### Given problem
Copy the records that follow exactly as written, but not their pictures.

### Material provided
************

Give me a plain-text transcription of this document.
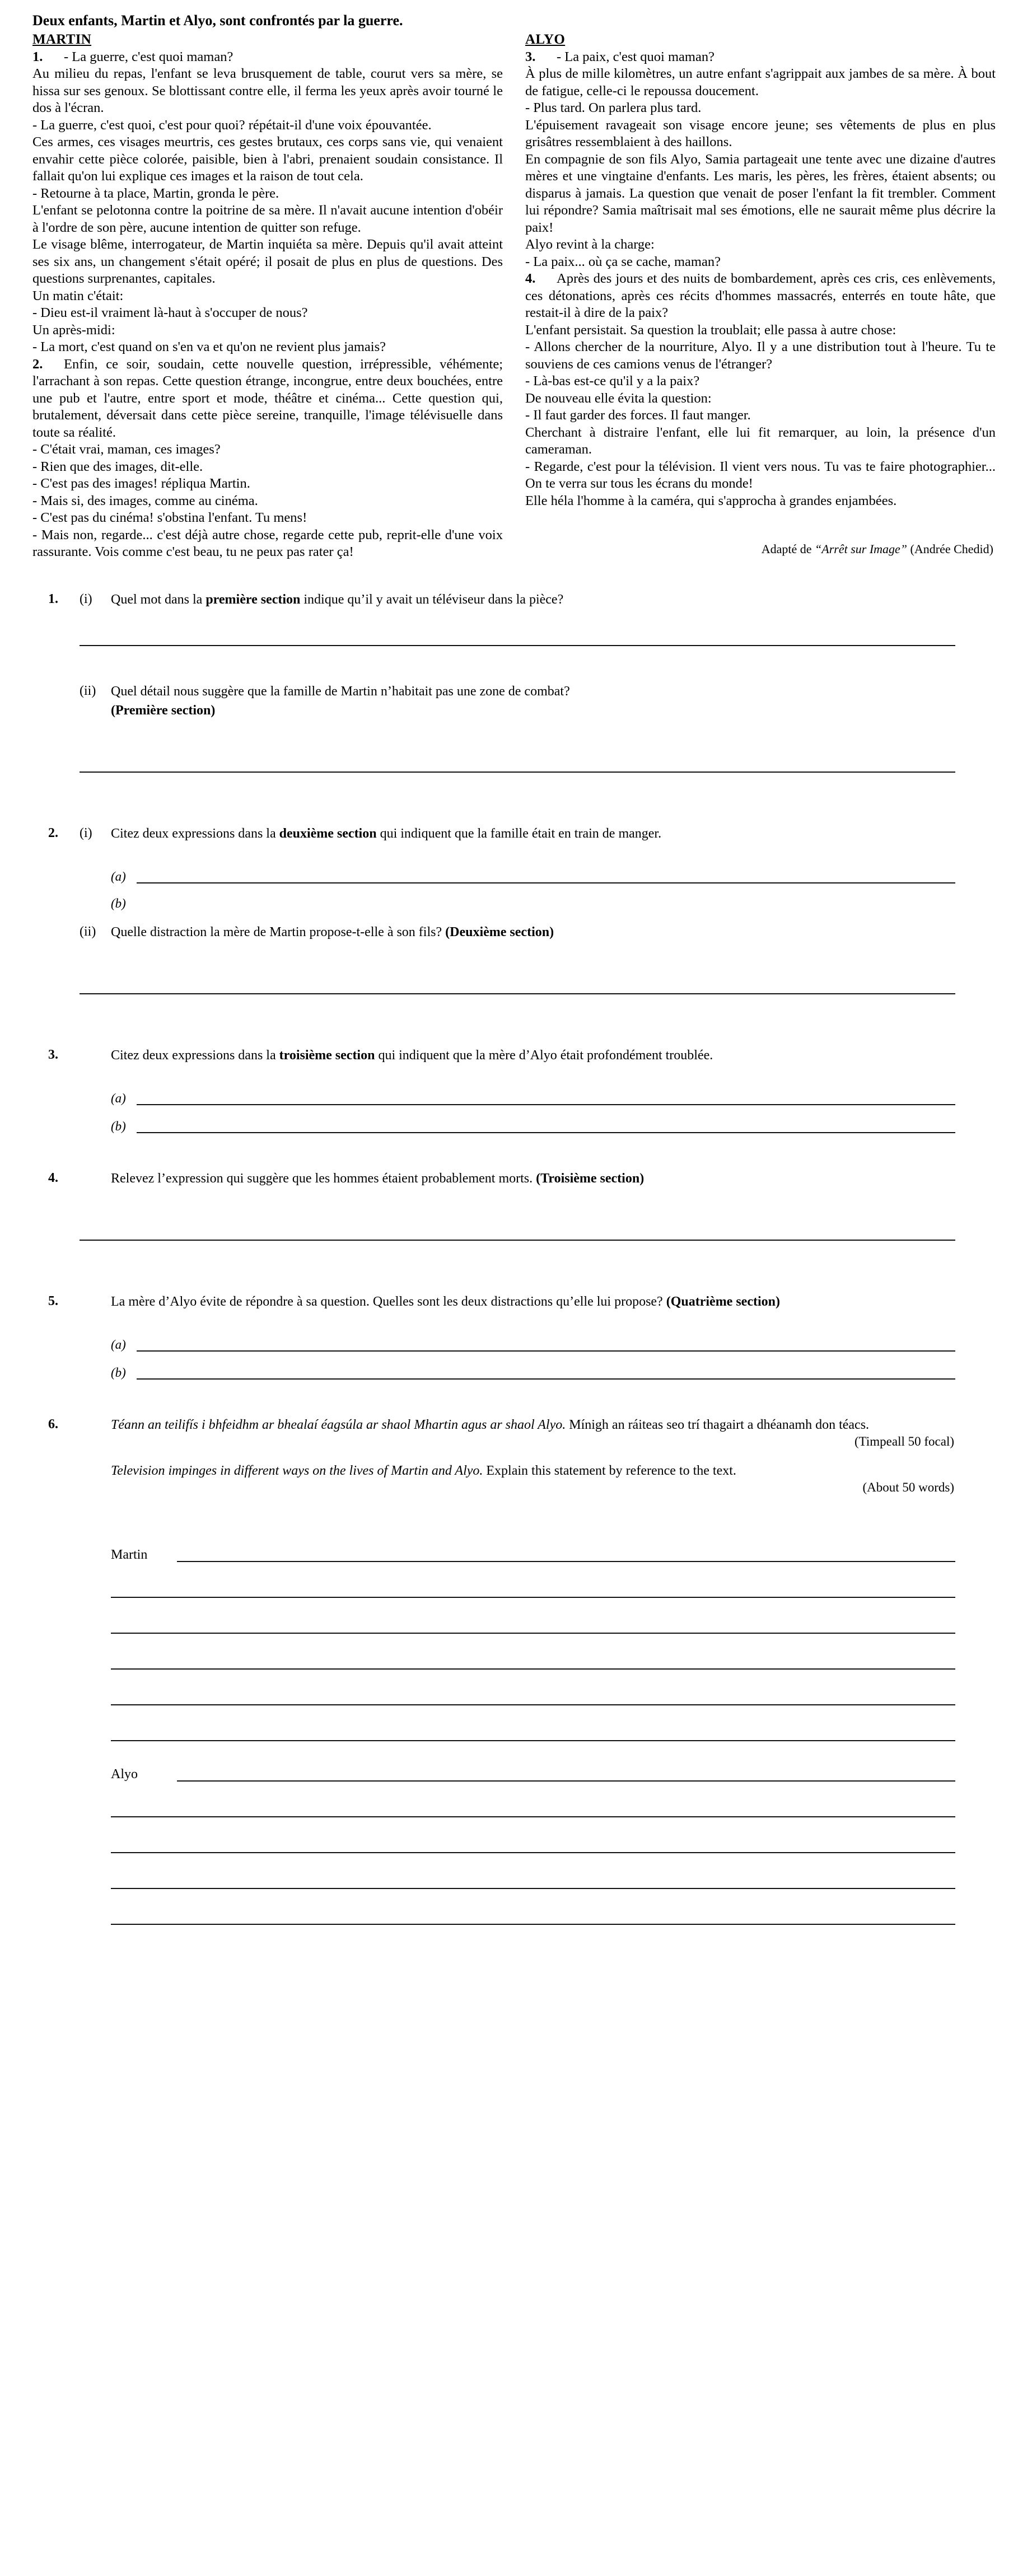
Deux enfants, Martin et Alyo, sont confrontés par la guerre.
MARTIN

1. - La guerre, c'est quoi maman?

Au milieu du repas, l'enfant se leva brusquement de table, courut vers sa mère, se hissa sur ses genoux. Se blottissant contre elle, il ferma les yeux après avoir tourné le dos à l'écran.

- La guerre, c'est quoi, c'est pour quoi? répétait-il d'une voix épouvantée.

Ces armes, ces visages meurtris, ces gestes brutaux, ces corps sans vie, qui venaient envahir cette pièce colorée, paisible, bien à l'abri, prenaient soudain consistance. Il fallait qu'on lui explique ces images et la raison de tout cela.

- Retourne à ta place, Martin, gronda le père.

L'enfant se pelotonna contre la poitrine de sa mère. Il n'avait aucune intention d'obéir à l'ordre de son père, aucune intention de quitter son refuge.

Le visage blême, interrogateur, de Martin inquiéta sa mère. Depuis qu'il avait atteint ses six ans, un changement s'était opéré; il posait de plus en plus de questions. Des questions surprenantes, capitales.

Un matin c'était:

- Dieu est-il vraiment là-haut à s'occuper de nous?

Un après-midi:

- La mort, c'est quand on s'en va et qu'on ne revient plus jamais?

2. Enfin, ce soir, soudain, cette nouvelle question, irrépressible, véhémente; l'arrachant à son repas. Cette question étrange, incongrue, entre deux bouchées, entre une pub et l'autre, entre sport et mode, théâtre et cinéma... Cette question qui, brutalement, déversait dans cette pièce sereine, tranquille, l'image télévisuelle dans toute sa réalité.

- C'était vrai, maman, ces images?

- Rien que des images, dit-elle.

- C'est pas des images! répliqua Martin.

- Mais si, des images, comme au cinéma.

- C'est pas du cinéma! s'obstina l'enfant. Tu mens!

- Mais non, regarde... c'est déjà autre chose, regarde cette pub, reprit-elle d'une voix rassurante. Vois comme c'est beau, tu ne peux pas rater ça!

ALYO

3. - La paix, c'est quoi maman?

À plus de mille kilomètres, un autre enfant s'agrippait aux jambes de sa mère. À bout de fatigue, celle-ci le repoussa doucement.

- Plus tard. On parlera plus tard.

L'épuisement ravageait son visage encore jeune; ses vêtements de plus en plus grisâtres ressemblaient à des haillons.

En compagnie de son fils Alyo, Samia partageait une tente avec une dizaine d'autres mères et une vingtaine d'enfants. Les maris, les pères, les frères, étaient absents; ou disparus à jamais. La question que venait de poser l'enfant la fit trembler. Comment lui répondre? Samia maîtrisait mal ses émotions, elle ne saurait même plus décrire la paix!

Alyo revint à la charge:

- La paix... où ça se cache, maman?

4. Après des jours et des nuits de bombardement, après ces cris, ces enlèvements, ces détonations, après ces récits d'hommes massacrés, enterrés en toute hâte, que restait-il à dire de la paix?

L'enfant persistait. Sa question la troublait; elle passa à autre chose:

- Allons chercher de la nourriture, Alyo. Il y a une distribution tout à l'heure. Tu te souviens de ces camions venus de l'étranger?

- Là-bas est-ce qu'il y a la paix?

De nouveau elle évita la question:

- Il faut garder des forces. Il faut manger.

Cherchant à distraire l'enfant, elle lui fit remarquer, au loin, la présence d'un cameraman.

- Regarde, c'est pour la télévision. Il vient vers nous. Tu vas te faire photographier... On te verra sur tous les écrans du monde!

Elle héla l'homme à la caméra, qui s'approcha à grandes enjambées.

Adapté de “Arrêt sur Image” (Andrée Chedid)
1.	(i)	Quel mot dans la première section indique qu’il y avait un téléviseur dans la pièce?
(ii)	Quel détail nous suggère que la famille de Martin n’habitait pas une zone de combat?
(Première section)
2.	(i)	Citez deux expressions dans la deuxième section qui indiquent que la famille était en train de manger.
(a)
(b)
(ii)	Quelle distraction la mère de Martin propose-t-elle à son fils? (Deuxième section)
3.	Citez deux expressions dans la troisième section qui indiquent que la mère d’Alyo était profondément troublée.
(a)
(b)
4.	Relevez l’expression qui suggère que les hommes étaient probablement morts. (Troisième section)
5.	La mère d’Alyo évite de répondre à sa question. Quelles sont les deux distractions qu’elle lui propose? (Quatrième section)
(a)
(b)
6.	Téann an teilifís i bhfeidhm ar bhealaí éagsúla ar shaol Mhartin agus ar shaol Alyo. Mínigh an ráiteas seo trí thagairt a dhéanamh don téacs.
(Timpeall 50 focal)
Television impinges in different ways on the lives of Martin and Alyo. Explain this statement by reference to the text.
(About 50 words)
Martin
Alyo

************

### Solution for this task
Give me a plain-text transcription of this document.
Deux enfants, Martin et Alyo, sont confrontés par la guerre.
MARTIN

1. - La guerre, c'est quoi maman?

Au milieu du repas, l'enfant se leva brusquement de table, courut vers sa mère, se hissa sur ses genoux. Se blottissant contre elle, il ferma les yeux après avoir tourné le dos à l'écran.

- La guerre, c'est quoi, c'est pour quoi? répétait-il d'une voix épouvantée.

Ces armes, ces visages meurtris, ces gestes brutaux, ces corps sans vie, qui venaient envahir cette pièce colorée, paisible, bien à l'abri, prenaient soudain consistance. Il fallait qu'on lui explique ces images et la raison de tout cela.

- Retourne à ta place, Martin, gronda le père.

L'enfant se pelotonna contre la poitrine de sa mère. Il n'avait aucune intention d'obéir à l'ordre de son père, aucune intention de quitter son refuge.

Le visage blême, interrogateur, de Martin inquiéta sa mère. Depuis qu'il avait atteint ses six ans, un changement s'était opéré; il posait de plus en plus de questions. Des questions surprenantes, capitales.

Un matin c'était:

- Dieu est-il vraiment là-haut à s'occuper de nous?

Un après-midi:

- La mort, c'est quand on s'en va et qu'on ne revient plus jamais?

2. Enfin, ce soir, soudain, cette nouvelle question, irrépressible, véhémente; l'arrachant à son repas. Cette question étrange, incongrue, entre deux bouchées, entre une pub et l'autre, entre sport et mode, théâtre et cinéma... Cette question qui, brutalement, déversait dans cette pièce sereine, tranquille, l'image télévisuelle dans toute sa réalité.

- C'était vrai, maman, ces images?

- Rien que des images, dit-elle.

- C'est pas des images! répliqua Martin.

- Mais si, des images, comme au cinéma.

- C'est pas du cinéma! s'obstina l'enfant. Tu mens!

- Mais non, regarde... c'est déjà autre chose, regarde cette pub, reprit-elle d'une voix rassurante. Vois comme c'est beau, tu ne peux pas rater ça!

ALYO

3. - La paix, c'est quoi maman?

À plus de mille kilomètres, un autre enfant s'agrippait aux jambes de sa mère. À bout de fatigue, celle-ci le repoussa doucement.

- Plus tard. On parlera plus tard.

L'épuisement ravageait son visage encore jeune; ses vêtements de plus en plus grisâtres ressemblaient à des haillons.

En compagnie de son fils Alyo, Samia partageait une tente avec une dizaine d'autres mères et une vingtaine d'enfants. Les maris, les pères, les frères, étaient absents; ou disparus à jamais. La question que venait de poser l'enfant la fit trembler. Comment lui répondre? Samia maîtrisait mal ses émotions, elle ne saurait même plus décrire la paix!

Alyo revint à la charge:

- La paix... où ça se cache, maman?

4. Après des jours et des nuits de bombardement, après ces cris, ces enlèvements, ces détonations, après ces récits d'hommes massacrés, enterrés en toute hâte, que restait-il à dire de la paix?

L'enfant persistait. Sa question la troublait; elle passa à autre chose:

- Allons chercher de la nourriture, Alyo. Il y a une distribution tout à l'heure. Tu te souviens de ces camions venus de l'étranger?

- Là-bas est-ce qu'il y a la paix?

De nouveau elle évita la question:

- Il faut garder des forces. Il faut manger.

Cherchant à distraire l'enfant, elle lui fit remarquer, au loin, la présence d'un cameraman.

- Regarde, c'est pour la télévision. Il vient vers nous. Tu vas te faire photographier... On te verra sur tous les écrans du monde!

Elle héla l'homme à la caméra, qui s'approcha à grandes enjambées.

Adapté de “Arrêt sur Image” (Andrée Chedid)
1.	(i)	Quel mot dans la première section indique qu’il y avait un téléviseur dans la pièce?
(ii)	Quel détail nous suggère que la famille de Martin n’habitait pas une zone de combat?
(Première section)
2.	(i)	Citez deux expressions dans la deuxième section qui indiquent que la famille était en train de manger.
(a)
(b)
(ii)	Quelle distraction la mère de Martin propose-t-elle à son fils? (Deuxième section)
3.	Citez deux expressions dans la troisième section qui indiquent que la mère d’Alyo était profondément troublée.
(a)
(b)
4.	Relevez l’expression qui suggère que les hommes étaient probablement morts. (Troisième section)
5.	La mère d’Alyo évite de répondre à sa question. Quelles sont les deux distractions qu’elle lui propose? (Quatrième section)
(a)
(b)
6.	Téann an teilifís i bhfeidhm ar bhealaí éagsúla ar shaol Mhartin agus ar shaol Alyo. Mínigh an ráiteas seo trí thagairt a dhéanamh don téacs.
(Timpeall 50 focal)
Television impinges in different ways on the lives of Martin and Alyo. Explain this statement by reference to the text.
(About 50 words)
Martin
Alyo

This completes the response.